**Exercise brief**:
Locate and copy each line in the data that contains the word "location".

**Extracted information**:
* BEGIN *

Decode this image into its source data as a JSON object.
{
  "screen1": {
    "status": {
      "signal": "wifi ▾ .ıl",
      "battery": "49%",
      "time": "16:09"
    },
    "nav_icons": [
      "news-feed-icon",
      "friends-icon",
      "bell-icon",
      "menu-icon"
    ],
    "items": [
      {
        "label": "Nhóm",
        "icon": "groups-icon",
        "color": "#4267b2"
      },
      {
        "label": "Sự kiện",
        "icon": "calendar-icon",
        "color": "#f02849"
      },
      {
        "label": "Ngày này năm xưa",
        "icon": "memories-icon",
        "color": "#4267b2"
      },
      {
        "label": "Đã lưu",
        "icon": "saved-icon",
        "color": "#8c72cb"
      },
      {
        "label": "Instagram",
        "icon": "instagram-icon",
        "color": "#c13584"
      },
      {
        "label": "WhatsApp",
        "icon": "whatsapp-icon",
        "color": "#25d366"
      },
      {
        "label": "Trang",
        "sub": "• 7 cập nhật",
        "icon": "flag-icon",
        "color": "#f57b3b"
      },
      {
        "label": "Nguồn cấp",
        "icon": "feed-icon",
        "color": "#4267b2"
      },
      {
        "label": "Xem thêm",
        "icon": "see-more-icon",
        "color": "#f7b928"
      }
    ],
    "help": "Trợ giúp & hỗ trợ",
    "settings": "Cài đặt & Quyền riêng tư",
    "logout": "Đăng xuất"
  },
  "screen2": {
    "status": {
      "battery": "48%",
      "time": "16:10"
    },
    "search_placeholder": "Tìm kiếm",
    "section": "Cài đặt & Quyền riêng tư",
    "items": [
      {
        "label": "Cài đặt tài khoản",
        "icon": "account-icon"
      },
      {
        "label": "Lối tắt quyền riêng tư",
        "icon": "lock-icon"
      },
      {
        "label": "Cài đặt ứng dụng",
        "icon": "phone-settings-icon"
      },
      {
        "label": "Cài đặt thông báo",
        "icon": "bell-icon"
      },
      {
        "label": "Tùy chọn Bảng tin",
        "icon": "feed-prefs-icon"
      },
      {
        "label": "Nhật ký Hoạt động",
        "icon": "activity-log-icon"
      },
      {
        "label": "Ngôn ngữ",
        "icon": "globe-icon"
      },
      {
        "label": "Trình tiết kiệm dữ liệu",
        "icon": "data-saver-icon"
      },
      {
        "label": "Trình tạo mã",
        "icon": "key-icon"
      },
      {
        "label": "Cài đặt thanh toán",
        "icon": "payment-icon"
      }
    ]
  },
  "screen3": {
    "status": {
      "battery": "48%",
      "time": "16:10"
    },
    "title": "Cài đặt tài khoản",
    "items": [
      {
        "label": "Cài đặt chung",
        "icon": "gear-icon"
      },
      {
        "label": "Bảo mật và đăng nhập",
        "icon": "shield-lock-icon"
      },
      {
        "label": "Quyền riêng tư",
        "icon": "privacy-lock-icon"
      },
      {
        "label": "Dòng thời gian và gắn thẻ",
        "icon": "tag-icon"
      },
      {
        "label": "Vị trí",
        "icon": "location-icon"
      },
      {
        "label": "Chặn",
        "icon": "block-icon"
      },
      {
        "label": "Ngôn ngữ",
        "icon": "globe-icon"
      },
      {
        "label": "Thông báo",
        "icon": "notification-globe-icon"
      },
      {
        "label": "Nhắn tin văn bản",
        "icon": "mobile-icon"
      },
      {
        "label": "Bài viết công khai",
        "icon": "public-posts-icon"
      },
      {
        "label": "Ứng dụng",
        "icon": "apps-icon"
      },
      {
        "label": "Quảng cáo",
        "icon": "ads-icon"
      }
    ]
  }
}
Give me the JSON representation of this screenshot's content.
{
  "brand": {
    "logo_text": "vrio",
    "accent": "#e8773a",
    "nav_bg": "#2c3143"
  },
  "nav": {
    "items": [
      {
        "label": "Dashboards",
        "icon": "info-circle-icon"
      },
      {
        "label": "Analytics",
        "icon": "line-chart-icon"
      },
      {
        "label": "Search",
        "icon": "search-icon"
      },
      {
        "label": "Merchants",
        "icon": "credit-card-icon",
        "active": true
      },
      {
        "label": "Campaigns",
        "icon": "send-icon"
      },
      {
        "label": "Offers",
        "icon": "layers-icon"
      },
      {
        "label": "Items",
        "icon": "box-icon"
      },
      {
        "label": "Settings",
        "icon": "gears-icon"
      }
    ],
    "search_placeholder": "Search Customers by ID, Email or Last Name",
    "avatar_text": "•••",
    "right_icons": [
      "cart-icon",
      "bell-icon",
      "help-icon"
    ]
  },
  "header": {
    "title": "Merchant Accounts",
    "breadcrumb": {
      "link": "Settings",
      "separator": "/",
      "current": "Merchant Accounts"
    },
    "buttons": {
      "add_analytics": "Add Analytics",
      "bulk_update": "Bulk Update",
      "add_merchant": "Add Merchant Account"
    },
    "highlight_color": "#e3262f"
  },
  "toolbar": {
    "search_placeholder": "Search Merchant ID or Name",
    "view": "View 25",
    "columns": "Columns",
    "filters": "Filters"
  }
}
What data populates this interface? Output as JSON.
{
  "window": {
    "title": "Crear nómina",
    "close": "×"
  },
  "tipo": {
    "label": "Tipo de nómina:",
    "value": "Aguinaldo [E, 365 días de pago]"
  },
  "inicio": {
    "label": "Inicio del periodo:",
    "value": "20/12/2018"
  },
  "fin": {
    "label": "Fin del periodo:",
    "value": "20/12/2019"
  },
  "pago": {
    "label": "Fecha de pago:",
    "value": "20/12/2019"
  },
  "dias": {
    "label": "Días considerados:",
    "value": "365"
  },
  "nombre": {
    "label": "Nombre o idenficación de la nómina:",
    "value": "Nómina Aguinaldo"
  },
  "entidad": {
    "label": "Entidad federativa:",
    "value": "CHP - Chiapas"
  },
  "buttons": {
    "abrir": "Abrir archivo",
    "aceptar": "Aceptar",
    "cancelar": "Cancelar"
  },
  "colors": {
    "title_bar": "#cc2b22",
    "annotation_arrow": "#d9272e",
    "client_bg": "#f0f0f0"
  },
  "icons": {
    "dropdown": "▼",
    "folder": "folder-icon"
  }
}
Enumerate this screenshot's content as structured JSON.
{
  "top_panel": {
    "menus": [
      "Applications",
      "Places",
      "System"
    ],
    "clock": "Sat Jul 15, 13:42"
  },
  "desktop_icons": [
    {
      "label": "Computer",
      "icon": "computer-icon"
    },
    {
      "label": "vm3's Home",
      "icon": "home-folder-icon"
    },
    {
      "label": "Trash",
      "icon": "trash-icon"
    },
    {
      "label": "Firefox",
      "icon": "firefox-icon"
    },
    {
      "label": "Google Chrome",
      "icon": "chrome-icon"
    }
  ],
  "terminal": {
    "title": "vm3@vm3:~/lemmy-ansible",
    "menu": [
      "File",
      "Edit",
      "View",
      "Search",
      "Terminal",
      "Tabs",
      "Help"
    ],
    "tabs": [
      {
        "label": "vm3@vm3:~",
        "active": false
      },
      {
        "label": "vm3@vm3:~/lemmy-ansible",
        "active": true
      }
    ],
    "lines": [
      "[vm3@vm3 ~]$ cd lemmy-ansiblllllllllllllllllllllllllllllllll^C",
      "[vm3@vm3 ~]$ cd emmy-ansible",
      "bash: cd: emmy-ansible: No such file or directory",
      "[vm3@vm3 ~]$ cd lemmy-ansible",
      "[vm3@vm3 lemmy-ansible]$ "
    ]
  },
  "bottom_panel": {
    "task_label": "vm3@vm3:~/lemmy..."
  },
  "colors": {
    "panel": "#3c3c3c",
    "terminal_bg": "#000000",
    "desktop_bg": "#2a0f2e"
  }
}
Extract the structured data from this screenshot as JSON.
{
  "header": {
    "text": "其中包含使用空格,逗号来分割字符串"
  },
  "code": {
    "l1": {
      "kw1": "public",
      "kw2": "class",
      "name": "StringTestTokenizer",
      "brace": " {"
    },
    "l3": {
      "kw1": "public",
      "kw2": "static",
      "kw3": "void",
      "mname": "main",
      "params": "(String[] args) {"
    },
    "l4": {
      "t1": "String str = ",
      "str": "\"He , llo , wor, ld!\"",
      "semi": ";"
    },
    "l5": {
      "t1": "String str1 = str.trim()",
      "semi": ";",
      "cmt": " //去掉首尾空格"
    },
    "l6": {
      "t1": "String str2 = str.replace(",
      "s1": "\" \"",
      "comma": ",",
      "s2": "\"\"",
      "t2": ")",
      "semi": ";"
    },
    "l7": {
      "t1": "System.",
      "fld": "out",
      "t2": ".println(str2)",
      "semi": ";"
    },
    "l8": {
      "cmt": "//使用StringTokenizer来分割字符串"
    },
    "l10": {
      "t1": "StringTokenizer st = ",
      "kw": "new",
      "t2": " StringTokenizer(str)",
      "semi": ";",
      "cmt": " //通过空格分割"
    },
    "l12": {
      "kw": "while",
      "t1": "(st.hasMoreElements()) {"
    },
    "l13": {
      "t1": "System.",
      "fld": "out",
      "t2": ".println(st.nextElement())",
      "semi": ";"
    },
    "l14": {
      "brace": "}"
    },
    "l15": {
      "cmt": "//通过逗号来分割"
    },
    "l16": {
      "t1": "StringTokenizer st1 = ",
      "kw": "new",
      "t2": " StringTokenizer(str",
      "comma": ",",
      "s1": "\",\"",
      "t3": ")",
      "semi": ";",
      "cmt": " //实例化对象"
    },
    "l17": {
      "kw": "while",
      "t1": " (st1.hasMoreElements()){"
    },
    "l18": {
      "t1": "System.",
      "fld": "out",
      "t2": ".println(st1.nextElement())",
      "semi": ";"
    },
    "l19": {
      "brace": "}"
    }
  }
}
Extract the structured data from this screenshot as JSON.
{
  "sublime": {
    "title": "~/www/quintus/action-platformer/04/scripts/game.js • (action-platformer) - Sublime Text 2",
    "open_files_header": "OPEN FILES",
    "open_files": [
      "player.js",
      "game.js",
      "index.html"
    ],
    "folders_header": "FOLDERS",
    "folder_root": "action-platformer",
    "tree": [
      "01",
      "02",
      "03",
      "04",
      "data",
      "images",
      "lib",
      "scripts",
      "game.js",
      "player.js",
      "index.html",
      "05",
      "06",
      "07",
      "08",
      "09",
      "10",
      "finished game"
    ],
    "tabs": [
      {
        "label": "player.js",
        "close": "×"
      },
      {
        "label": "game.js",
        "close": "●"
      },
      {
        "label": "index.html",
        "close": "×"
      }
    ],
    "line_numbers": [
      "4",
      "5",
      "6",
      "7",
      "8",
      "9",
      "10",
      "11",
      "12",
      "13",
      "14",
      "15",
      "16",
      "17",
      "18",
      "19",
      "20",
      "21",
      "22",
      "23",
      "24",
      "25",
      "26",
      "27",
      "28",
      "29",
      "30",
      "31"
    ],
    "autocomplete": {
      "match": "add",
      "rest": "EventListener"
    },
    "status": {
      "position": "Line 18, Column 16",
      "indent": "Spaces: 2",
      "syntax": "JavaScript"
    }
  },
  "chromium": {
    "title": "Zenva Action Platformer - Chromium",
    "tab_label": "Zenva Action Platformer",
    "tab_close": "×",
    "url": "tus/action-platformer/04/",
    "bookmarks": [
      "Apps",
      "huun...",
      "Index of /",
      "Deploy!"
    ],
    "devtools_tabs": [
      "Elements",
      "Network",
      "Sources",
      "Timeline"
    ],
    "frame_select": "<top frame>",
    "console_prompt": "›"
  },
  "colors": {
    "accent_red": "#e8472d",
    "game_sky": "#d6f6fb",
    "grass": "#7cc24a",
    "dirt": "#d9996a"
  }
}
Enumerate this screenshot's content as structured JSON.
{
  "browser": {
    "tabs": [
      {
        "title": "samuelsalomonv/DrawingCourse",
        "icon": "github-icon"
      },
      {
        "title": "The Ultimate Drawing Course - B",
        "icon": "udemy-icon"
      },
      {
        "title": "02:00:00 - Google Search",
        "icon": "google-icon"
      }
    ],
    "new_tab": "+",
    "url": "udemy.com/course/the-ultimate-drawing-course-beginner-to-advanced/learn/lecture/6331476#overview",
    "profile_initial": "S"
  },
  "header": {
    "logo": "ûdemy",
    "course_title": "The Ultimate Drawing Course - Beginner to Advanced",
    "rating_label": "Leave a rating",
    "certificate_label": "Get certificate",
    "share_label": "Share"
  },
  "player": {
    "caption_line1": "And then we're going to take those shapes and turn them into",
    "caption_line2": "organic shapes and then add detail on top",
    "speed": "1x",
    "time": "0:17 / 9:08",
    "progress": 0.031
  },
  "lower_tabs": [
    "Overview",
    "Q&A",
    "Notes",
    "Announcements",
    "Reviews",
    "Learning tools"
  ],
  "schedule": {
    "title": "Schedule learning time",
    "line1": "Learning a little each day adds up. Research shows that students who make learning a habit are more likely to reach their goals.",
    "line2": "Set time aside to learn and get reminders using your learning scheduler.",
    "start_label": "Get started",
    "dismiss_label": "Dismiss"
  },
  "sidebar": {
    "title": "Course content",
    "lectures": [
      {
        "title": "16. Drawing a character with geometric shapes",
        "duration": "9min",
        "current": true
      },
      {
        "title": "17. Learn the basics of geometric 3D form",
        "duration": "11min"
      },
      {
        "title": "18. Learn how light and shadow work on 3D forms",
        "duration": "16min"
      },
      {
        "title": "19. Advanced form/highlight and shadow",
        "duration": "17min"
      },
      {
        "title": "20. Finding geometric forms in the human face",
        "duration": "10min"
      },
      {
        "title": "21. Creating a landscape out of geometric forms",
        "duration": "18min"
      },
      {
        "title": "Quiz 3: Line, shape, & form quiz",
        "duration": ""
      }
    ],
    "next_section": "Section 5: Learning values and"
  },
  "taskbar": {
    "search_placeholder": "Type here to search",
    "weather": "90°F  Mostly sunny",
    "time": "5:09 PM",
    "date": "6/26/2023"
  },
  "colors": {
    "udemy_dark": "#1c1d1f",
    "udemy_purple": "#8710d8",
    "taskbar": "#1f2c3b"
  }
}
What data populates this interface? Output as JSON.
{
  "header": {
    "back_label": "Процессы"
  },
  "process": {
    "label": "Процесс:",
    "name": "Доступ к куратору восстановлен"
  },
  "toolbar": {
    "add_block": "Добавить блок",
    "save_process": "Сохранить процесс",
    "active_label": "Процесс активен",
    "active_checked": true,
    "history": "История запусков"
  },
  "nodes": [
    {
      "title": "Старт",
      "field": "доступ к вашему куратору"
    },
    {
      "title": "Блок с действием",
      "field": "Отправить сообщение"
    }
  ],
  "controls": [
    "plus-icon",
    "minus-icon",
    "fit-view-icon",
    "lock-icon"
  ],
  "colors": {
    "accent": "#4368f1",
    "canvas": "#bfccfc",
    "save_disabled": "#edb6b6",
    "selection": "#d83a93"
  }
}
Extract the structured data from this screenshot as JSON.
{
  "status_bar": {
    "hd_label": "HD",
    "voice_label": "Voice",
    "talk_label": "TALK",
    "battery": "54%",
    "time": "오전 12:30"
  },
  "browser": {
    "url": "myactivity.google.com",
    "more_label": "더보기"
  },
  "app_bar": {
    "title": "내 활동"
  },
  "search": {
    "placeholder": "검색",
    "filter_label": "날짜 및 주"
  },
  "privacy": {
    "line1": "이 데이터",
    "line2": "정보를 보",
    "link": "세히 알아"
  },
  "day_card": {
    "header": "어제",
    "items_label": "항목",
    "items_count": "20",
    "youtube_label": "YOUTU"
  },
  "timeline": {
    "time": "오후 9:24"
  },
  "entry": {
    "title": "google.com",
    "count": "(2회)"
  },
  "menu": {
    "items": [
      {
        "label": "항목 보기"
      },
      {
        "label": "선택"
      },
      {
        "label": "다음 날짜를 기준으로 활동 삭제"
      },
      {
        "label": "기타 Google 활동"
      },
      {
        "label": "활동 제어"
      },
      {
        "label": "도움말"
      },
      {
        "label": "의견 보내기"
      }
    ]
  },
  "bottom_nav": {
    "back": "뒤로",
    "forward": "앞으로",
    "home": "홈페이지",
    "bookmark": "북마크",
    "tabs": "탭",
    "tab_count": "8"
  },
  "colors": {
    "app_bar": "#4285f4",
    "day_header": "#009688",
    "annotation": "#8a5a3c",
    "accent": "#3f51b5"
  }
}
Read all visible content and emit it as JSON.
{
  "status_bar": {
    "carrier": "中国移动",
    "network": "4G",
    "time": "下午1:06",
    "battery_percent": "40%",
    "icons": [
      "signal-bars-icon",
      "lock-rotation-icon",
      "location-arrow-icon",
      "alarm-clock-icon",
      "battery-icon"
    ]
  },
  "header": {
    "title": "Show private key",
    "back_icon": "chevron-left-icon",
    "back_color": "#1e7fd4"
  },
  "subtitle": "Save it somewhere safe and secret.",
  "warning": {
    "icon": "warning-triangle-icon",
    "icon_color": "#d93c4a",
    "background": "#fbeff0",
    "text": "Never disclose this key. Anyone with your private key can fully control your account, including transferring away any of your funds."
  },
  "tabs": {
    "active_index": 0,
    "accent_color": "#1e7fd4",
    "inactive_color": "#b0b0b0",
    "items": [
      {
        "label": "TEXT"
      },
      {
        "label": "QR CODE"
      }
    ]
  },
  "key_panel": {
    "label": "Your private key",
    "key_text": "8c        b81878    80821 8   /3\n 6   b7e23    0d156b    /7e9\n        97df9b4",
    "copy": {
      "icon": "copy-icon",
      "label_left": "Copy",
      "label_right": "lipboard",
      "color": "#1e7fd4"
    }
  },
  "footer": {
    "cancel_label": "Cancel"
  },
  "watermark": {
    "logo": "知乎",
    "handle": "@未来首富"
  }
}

* END *

**Reply**:
        "icon": "location-icon"
      "location-arrow-icon",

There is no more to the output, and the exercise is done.